▸ **Your task**:
Find every line in the records below that contains the word "this", and copy each such line.

***

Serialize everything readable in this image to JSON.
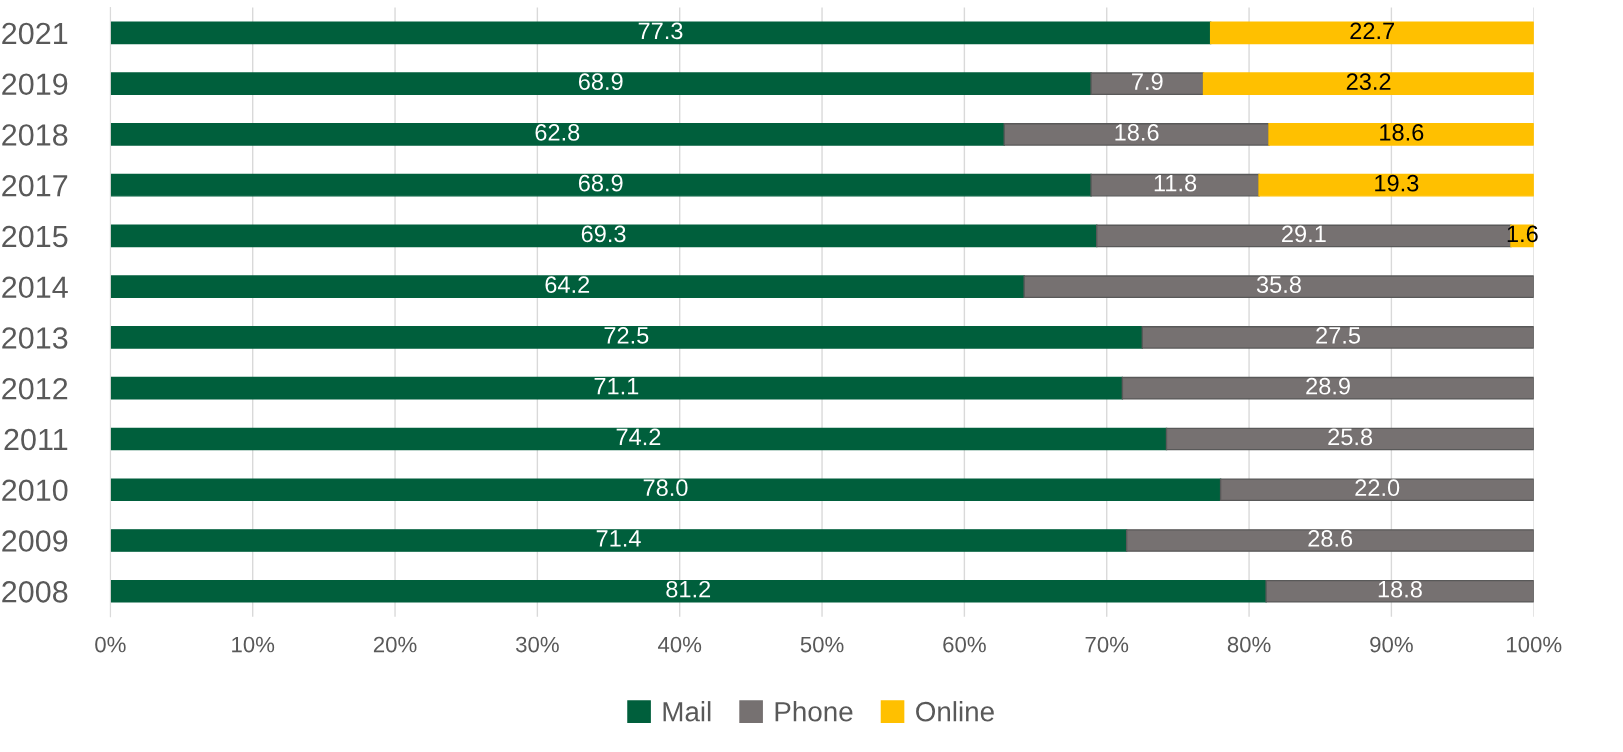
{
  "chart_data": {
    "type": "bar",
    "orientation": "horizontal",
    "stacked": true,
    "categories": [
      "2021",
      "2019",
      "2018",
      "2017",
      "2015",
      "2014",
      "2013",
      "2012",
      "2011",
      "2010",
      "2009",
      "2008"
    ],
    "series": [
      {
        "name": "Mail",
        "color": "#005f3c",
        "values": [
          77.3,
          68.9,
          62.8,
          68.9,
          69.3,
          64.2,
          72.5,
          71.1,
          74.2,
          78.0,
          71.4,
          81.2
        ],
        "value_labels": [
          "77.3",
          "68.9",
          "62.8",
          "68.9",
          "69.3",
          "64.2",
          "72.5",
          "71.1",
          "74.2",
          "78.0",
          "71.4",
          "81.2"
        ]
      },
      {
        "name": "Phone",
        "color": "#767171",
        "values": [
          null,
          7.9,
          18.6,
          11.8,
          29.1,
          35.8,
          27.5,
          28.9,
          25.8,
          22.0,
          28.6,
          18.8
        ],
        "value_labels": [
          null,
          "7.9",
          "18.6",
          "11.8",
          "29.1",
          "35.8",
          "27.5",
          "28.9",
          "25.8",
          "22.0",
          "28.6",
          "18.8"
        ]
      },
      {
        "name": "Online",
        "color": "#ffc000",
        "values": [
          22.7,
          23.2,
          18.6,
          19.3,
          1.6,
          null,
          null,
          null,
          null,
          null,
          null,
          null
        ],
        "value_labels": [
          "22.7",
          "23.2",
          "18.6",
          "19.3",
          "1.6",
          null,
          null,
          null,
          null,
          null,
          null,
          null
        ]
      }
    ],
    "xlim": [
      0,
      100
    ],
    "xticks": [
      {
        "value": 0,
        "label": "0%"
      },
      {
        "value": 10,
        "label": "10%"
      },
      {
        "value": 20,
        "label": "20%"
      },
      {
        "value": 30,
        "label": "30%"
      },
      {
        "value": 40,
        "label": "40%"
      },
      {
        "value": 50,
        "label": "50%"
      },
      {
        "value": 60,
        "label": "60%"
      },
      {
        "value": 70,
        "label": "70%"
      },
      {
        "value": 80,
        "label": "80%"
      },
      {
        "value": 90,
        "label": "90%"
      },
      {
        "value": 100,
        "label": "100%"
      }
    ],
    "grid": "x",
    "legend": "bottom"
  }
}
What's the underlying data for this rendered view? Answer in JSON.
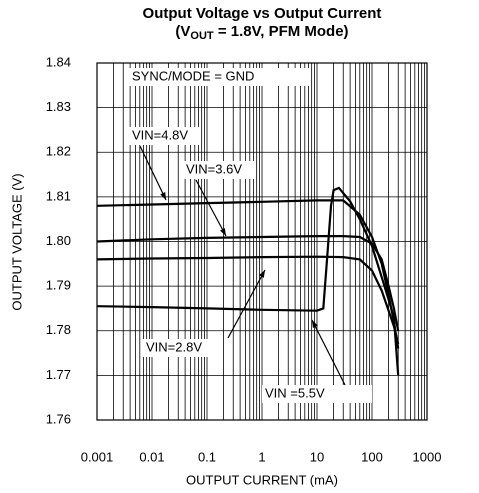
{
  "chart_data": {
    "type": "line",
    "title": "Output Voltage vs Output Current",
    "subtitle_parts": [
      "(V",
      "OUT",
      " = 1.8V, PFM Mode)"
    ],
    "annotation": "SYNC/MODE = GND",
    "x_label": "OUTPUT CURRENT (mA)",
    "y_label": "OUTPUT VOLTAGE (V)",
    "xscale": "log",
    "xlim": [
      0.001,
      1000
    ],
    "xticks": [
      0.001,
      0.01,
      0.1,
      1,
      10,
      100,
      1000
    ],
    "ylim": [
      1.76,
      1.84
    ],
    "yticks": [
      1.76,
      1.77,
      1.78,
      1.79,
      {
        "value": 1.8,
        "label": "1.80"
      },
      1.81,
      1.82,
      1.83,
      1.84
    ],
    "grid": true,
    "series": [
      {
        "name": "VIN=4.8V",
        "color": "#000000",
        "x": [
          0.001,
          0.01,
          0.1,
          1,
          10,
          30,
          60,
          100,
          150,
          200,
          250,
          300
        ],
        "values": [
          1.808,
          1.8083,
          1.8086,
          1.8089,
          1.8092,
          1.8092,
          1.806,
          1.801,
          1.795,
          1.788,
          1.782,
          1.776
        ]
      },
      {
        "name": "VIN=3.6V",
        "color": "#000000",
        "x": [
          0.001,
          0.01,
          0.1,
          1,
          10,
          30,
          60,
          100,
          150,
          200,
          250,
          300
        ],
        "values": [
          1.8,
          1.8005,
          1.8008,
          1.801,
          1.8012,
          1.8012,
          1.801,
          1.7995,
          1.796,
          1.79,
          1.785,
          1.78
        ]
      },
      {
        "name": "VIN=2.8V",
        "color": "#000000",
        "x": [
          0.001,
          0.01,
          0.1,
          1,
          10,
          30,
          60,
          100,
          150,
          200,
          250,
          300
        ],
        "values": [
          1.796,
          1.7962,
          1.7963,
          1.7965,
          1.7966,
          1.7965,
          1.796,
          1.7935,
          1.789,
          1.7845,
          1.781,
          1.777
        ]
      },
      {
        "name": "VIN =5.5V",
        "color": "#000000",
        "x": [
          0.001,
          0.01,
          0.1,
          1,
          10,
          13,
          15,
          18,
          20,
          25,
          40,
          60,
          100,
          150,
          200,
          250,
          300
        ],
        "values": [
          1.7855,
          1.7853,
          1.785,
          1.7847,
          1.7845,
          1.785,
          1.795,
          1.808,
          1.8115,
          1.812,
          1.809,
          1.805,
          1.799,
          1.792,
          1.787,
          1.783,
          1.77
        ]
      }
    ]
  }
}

***

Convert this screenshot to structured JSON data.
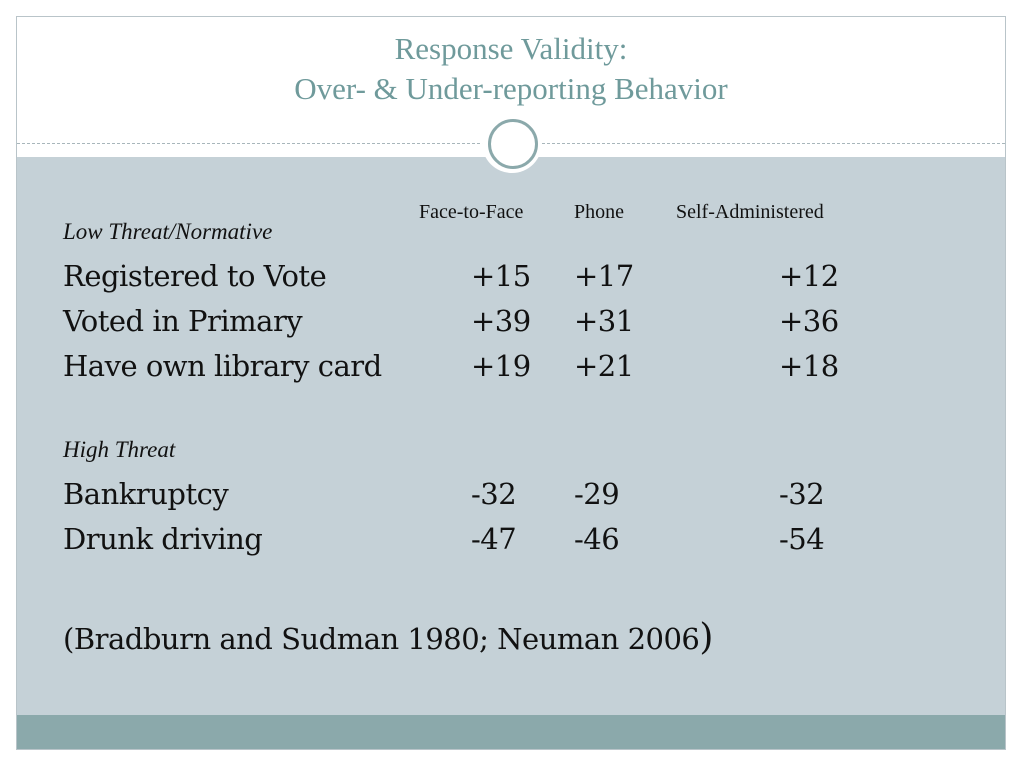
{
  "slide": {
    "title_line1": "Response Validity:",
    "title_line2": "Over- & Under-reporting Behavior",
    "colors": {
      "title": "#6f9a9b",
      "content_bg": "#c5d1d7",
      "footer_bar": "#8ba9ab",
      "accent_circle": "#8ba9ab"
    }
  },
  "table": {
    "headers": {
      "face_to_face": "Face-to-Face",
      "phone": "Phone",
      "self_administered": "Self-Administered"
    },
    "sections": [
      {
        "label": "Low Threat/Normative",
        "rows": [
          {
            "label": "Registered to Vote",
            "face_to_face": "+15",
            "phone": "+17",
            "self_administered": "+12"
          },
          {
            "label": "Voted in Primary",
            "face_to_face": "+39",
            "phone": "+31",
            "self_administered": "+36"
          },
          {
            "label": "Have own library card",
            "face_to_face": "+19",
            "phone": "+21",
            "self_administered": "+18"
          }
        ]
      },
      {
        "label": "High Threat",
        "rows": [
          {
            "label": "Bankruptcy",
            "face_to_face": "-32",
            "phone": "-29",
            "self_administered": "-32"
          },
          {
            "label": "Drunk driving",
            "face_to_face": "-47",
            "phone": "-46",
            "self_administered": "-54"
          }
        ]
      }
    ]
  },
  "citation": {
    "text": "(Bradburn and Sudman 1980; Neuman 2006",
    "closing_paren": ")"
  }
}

***

▸ **Reply to the exercise**:
Serialize everything readable in this image to JSON.
What's the underlying data for this rendered view? Answer in JSON.
Convert this screenshot to structured JSON data.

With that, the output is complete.